__The problem__
Identify all lines of the data containing the string "JSON" and copy them.

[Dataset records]
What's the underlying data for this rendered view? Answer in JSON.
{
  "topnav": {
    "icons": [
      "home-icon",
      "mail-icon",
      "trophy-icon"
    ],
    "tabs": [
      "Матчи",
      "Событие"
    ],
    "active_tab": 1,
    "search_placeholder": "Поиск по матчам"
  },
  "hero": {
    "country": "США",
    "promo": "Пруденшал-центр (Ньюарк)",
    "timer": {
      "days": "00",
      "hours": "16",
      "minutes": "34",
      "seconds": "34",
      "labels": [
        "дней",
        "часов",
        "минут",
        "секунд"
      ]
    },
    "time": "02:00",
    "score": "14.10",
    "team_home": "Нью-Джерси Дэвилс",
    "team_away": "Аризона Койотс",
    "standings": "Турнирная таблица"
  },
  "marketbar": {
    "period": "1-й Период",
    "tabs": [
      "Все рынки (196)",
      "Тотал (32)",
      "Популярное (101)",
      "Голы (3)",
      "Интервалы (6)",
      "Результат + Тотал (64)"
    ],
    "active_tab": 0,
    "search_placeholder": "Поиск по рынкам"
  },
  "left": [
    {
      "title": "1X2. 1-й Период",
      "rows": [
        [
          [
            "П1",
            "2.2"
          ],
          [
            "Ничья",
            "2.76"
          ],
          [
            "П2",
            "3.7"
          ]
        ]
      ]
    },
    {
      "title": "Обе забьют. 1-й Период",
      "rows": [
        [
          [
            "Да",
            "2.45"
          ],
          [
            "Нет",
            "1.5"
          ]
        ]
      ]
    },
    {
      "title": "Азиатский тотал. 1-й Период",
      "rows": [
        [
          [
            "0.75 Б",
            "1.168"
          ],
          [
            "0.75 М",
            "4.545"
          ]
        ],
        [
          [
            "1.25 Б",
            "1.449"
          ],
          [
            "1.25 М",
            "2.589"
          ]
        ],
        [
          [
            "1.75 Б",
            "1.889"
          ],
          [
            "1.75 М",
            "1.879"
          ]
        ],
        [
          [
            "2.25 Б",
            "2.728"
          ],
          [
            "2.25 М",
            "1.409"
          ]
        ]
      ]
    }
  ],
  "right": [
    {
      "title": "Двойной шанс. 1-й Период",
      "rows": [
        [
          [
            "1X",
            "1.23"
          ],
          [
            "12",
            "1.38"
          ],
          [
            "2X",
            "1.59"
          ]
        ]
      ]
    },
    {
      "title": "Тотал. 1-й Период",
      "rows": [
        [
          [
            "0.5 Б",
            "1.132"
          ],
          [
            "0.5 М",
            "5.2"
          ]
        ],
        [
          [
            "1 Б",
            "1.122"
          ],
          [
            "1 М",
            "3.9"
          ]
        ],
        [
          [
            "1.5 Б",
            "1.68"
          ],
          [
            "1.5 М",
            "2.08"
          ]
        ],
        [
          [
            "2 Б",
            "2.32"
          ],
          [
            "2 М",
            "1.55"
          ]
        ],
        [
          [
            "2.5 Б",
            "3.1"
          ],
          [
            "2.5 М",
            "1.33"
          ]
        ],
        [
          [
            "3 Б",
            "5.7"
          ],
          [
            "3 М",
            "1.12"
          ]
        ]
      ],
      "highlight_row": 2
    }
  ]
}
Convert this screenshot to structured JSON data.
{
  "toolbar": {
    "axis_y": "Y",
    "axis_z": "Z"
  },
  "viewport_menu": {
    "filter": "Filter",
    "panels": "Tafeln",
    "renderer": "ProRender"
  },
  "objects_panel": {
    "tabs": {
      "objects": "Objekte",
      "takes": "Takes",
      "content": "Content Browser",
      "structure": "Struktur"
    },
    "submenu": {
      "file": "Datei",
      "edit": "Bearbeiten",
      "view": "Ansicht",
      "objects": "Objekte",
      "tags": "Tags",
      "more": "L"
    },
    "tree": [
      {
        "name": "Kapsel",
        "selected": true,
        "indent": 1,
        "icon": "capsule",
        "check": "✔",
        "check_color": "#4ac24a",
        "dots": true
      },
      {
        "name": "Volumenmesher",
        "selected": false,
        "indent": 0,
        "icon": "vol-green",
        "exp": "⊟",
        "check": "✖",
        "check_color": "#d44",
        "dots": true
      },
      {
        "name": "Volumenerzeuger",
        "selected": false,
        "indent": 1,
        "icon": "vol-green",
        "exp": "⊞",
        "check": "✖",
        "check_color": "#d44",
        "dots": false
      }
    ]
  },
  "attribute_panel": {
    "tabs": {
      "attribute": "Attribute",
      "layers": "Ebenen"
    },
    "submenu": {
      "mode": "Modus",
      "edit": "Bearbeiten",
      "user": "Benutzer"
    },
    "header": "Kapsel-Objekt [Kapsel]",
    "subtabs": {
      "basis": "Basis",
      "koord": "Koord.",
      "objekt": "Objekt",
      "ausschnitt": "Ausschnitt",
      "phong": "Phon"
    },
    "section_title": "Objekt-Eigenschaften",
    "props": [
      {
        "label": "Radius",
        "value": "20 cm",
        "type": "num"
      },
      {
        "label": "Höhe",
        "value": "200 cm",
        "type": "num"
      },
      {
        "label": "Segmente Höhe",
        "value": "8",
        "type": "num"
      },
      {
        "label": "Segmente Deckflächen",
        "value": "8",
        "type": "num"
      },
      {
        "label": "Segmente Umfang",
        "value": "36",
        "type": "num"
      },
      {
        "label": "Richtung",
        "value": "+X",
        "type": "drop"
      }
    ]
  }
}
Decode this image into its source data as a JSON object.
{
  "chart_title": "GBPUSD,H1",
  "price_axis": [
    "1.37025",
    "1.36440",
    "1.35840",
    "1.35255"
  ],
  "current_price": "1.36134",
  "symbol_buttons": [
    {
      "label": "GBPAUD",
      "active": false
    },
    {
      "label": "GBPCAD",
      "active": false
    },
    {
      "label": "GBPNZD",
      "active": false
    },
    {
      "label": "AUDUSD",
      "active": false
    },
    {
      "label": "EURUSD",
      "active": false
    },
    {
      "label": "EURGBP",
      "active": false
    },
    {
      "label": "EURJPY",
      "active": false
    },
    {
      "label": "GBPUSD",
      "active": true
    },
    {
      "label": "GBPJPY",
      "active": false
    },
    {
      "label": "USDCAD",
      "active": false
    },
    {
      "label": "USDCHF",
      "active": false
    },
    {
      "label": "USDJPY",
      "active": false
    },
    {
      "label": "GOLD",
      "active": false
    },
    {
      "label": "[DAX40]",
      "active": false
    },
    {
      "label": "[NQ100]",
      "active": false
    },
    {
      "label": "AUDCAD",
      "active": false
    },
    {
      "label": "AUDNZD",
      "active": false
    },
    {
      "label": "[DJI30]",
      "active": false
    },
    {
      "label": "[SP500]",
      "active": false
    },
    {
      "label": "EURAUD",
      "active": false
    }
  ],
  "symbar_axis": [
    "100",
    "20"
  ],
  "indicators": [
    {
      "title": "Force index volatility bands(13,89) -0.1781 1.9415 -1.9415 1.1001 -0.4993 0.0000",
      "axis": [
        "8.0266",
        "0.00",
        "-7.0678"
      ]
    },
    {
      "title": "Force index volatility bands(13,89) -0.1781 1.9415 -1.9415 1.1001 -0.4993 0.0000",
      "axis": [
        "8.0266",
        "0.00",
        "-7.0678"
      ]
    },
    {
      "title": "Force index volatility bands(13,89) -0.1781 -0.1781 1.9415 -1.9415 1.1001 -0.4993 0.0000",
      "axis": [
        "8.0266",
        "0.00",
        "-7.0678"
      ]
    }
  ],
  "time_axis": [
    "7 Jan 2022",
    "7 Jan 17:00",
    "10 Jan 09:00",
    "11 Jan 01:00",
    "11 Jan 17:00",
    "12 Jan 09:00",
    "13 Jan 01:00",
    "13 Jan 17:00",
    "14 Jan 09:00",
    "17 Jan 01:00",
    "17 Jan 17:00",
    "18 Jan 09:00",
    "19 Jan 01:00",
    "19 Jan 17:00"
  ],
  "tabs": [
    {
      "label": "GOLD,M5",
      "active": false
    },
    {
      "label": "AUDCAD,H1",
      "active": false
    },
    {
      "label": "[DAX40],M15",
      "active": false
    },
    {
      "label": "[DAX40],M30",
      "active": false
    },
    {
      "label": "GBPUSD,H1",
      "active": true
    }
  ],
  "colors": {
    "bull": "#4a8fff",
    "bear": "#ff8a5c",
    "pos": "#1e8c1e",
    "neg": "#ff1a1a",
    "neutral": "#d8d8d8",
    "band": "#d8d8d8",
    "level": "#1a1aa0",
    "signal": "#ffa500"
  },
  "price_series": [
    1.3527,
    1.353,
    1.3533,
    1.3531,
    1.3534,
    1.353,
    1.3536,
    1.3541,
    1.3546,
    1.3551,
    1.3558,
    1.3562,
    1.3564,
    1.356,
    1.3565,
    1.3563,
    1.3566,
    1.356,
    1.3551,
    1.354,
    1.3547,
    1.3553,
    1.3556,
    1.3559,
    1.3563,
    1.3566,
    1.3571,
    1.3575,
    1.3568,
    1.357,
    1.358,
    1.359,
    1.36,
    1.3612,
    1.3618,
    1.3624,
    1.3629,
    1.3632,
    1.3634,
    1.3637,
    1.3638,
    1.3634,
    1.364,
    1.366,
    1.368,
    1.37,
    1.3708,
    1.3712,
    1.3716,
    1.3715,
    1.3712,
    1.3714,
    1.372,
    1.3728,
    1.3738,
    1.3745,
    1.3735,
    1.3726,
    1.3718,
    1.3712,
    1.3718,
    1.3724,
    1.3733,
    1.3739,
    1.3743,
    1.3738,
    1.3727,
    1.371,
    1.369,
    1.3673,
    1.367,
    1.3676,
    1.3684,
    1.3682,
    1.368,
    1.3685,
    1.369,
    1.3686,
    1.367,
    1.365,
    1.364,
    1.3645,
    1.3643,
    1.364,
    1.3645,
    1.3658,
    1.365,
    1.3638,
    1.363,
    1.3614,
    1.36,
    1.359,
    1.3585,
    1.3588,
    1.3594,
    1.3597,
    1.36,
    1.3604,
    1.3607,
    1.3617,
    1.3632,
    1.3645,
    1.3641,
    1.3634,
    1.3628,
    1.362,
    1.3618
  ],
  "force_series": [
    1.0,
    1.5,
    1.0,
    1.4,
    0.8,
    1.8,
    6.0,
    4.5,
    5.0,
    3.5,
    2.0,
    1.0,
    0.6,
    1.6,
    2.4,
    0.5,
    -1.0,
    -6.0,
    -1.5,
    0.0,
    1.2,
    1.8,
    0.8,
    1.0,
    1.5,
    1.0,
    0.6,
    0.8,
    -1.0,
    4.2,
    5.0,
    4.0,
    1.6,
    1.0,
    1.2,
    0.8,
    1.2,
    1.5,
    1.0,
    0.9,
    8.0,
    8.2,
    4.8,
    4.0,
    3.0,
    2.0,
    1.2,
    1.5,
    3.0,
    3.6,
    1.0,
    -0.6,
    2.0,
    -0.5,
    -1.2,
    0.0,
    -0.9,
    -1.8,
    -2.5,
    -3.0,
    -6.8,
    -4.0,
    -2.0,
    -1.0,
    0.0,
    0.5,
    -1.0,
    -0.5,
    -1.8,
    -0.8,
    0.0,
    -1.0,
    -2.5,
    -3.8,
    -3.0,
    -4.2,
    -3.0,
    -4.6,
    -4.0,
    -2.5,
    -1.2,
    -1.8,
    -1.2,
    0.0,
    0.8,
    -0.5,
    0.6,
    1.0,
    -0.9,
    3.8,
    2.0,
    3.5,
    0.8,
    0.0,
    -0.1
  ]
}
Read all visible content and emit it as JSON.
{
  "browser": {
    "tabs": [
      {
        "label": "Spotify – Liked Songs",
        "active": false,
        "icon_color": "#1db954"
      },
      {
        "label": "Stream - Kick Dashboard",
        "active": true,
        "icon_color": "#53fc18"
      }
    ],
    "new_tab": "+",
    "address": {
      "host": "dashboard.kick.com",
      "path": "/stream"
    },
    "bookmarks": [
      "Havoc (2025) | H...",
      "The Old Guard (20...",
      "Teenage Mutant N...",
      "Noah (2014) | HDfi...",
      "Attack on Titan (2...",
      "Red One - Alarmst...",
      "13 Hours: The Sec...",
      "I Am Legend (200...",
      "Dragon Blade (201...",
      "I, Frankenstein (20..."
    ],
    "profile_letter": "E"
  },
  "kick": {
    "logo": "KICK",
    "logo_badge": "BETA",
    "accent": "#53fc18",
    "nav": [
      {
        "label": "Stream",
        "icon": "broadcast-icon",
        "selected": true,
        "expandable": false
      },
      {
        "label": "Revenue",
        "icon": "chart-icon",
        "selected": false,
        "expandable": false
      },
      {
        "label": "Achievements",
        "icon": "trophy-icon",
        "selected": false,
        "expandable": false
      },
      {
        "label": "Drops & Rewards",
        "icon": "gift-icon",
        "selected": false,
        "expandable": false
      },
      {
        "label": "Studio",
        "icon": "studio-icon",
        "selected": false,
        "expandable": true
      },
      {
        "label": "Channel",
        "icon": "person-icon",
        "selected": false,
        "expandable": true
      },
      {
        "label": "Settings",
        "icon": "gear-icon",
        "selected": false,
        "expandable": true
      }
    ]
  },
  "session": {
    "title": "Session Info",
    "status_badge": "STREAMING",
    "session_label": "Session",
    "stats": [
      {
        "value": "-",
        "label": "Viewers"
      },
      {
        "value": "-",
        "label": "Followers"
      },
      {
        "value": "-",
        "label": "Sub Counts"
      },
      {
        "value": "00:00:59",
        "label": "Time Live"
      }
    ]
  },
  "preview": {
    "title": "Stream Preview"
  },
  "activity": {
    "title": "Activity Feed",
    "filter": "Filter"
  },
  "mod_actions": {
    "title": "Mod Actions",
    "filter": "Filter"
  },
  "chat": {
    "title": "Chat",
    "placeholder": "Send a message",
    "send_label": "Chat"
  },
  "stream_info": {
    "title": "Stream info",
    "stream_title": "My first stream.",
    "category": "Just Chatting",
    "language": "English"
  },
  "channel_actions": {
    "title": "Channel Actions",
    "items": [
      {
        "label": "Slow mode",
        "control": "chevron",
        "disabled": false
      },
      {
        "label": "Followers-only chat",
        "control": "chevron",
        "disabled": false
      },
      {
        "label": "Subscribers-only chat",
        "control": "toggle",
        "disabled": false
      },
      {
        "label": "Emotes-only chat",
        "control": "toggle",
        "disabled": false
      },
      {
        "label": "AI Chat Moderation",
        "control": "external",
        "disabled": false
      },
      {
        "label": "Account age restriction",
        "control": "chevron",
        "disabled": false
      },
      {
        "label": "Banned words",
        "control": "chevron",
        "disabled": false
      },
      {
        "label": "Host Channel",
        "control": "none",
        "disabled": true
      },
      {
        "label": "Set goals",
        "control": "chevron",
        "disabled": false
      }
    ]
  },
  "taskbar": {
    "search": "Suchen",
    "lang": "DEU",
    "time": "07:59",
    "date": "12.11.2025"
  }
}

__Solution__
What's the underlying data for this rendered view? Answer in JSON.
Convert this screenshot to structured JSON data.
Decode this image into its source data as a JSON object.
Read all visible content and emit it as JSON.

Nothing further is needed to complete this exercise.